OBJECTIVE: Look for "color" in the listing below. Gather each line that contains it.

———

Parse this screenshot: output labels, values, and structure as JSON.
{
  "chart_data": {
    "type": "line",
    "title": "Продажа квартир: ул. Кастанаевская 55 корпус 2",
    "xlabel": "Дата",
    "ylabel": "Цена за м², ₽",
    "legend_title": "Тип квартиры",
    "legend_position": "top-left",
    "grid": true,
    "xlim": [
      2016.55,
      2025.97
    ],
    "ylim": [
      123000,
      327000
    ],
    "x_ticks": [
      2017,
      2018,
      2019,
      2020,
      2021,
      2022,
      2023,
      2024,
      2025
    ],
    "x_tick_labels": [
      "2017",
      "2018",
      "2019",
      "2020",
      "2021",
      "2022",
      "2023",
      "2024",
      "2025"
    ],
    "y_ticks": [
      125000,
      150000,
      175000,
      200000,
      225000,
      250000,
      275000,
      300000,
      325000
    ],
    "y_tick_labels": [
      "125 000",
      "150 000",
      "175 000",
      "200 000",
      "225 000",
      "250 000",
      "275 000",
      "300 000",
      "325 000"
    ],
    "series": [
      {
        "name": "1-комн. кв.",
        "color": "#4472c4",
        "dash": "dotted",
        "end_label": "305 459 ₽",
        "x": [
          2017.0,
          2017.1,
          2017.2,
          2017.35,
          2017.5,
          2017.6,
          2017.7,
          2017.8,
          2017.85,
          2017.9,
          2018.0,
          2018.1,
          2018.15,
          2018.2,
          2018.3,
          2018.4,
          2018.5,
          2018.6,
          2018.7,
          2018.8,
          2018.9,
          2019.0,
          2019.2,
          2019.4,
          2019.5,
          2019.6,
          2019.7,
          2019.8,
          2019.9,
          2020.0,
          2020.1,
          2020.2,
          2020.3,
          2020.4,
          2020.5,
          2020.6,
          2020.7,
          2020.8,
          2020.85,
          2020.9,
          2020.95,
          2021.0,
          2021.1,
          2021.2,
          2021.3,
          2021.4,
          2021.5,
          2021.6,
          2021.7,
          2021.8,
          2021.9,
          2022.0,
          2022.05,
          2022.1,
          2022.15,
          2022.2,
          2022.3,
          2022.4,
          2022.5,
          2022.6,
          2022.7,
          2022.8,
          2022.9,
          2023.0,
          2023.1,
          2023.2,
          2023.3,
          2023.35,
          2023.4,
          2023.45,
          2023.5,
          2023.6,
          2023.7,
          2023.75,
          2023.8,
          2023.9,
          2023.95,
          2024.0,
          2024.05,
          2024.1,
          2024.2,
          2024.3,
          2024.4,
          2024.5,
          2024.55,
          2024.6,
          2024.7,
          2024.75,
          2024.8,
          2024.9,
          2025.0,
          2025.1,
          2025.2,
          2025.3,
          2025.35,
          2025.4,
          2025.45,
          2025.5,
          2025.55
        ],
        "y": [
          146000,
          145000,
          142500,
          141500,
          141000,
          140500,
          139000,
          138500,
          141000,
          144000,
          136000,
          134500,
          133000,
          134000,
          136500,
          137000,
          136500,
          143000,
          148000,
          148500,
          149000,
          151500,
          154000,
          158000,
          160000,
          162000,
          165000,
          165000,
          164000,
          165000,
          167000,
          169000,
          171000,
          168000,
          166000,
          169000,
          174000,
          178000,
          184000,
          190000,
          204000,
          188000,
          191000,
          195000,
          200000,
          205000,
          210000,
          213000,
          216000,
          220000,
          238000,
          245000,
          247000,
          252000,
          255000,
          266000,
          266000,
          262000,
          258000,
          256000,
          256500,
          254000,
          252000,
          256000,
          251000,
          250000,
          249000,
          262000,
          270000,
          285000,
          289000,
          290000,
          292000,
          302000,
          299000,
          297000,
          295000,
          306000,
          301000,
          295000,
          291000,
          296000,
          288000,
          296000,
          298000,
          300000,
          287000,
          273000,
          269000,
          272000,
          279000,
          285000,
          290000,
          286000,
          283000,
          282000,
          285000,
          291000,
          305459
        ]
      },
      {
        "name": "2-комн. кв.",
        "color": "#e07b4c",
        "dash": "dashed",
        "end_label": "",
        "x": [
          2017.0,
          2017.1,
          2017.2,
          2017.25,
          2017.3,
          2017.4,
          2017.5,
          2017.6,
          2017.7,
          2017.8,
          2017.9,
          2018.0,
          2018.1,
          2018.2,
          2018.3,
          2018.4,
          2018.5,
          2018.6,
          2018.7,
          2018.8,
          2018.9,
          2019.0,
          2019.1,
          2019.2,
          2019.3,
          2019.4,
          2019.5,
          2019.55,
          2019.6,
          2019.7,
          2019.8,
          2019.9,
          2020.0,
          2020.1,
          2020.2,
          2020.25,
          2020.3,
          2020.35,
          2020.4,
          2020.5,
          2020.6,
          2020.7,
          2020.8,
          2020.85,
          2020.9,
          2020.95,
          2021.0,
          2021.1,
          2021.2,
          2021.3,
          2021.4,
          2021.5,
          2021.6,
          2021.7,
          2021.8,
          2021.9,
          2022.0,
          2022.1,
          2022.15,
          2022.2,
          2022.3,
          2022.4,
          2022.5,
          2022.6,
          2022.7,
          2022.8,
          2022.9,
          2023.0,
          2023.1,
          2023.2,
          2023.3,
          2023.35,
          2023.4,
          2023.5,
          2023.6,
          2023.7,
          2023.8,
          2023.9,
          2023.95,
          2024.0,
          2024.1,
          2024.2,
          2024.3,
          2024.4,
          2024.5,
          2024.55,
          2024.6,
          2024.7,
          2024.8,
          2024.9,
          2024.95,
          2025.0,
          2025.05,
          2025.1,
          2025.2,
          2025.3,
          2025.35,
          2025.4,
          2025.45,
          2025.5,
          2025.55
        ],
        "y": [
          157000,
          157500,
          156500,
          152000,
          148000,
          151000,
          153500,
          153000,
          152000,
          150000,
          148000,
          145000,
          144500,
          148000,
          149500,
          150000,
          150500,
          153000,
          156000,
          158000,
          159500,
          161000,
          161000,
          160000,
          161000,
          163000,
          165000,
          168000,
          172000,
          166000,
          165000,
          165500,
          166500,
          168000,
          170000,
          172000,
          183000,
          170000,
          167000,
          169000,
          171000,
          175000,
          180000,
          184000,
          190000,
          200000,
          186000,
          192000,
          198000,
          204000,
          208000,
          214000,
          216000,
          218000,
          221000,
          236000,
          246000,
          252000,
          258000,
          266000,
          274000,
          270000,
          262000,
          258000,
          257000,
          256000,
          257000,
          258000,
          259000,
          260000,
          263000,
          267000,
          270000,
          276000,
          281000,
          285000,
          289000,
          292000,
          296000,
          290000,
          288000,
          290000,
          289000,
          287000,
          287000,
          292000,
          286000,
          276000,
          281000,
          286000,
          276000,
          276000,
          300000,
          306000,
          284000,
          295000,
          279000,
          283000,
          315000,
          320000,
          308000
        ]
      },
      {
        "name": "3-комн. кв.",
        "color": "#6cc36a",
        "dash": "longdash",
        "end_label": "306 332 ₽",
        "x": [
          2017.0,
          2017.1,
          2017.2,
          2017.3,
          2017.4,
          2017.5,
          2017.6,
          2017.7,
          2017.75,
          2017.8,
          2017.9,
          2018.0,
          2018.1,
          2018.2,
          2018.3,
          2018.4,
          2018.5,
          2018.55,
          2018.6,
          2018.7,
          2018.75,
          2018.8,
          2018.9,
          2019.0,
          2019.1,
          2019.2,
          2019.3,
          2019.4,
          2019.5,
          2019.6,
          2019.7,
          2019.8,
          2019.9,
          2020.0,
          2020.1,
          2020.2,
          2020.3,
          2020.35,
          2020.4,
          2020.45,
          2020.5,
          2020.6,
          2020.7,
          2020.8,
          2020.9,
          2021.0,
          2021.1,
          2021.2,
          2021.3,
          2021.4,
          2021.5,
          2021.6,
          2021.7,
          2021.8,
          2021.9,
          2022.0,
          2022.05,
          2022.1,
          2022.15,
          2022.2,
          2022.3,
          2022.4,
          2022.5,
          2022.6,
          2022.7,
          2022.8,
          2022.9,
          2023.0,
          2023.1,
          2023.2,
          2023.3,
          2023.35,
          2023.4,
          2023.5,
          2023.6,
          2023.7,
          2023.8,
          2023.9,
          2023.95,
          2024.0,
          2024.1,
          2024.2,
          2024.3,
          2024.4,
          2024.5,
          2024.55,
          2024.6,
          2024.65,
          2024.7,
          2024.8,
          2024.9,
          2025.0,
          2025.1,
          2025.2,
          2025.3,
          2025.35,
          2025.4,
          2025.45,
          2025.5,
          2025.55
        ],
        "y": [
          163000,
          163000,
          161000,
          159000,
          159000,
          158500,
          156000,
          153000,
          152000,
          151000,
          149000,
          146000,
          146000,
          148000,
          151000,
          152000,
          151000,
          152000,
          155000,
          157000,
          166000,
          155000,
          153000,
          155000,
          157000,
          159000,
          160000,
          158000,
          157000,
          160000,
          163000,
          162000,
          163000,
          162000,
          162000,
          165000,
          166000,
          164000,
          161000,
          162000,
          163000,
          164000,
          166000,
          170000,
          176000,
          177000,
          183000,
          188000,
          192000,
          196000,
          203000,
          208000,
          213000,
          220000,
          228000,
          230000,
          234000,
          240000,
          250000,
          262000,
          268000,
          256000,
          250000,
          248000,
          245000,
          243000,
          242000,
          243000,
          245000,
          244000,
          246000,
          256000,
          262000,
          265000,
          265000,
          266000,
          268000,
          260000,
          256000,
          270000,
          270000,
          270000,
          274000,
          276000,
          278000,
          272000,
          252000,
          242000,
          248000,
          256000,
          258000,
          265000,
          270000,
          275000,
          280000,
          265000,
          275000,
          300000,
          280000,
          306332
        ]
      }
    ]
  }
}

———

OUTPUT OF THE EXERCISE:
        "color": "#4472c4",
        "color": "#e07b4c",
        "color": "#6cc36a",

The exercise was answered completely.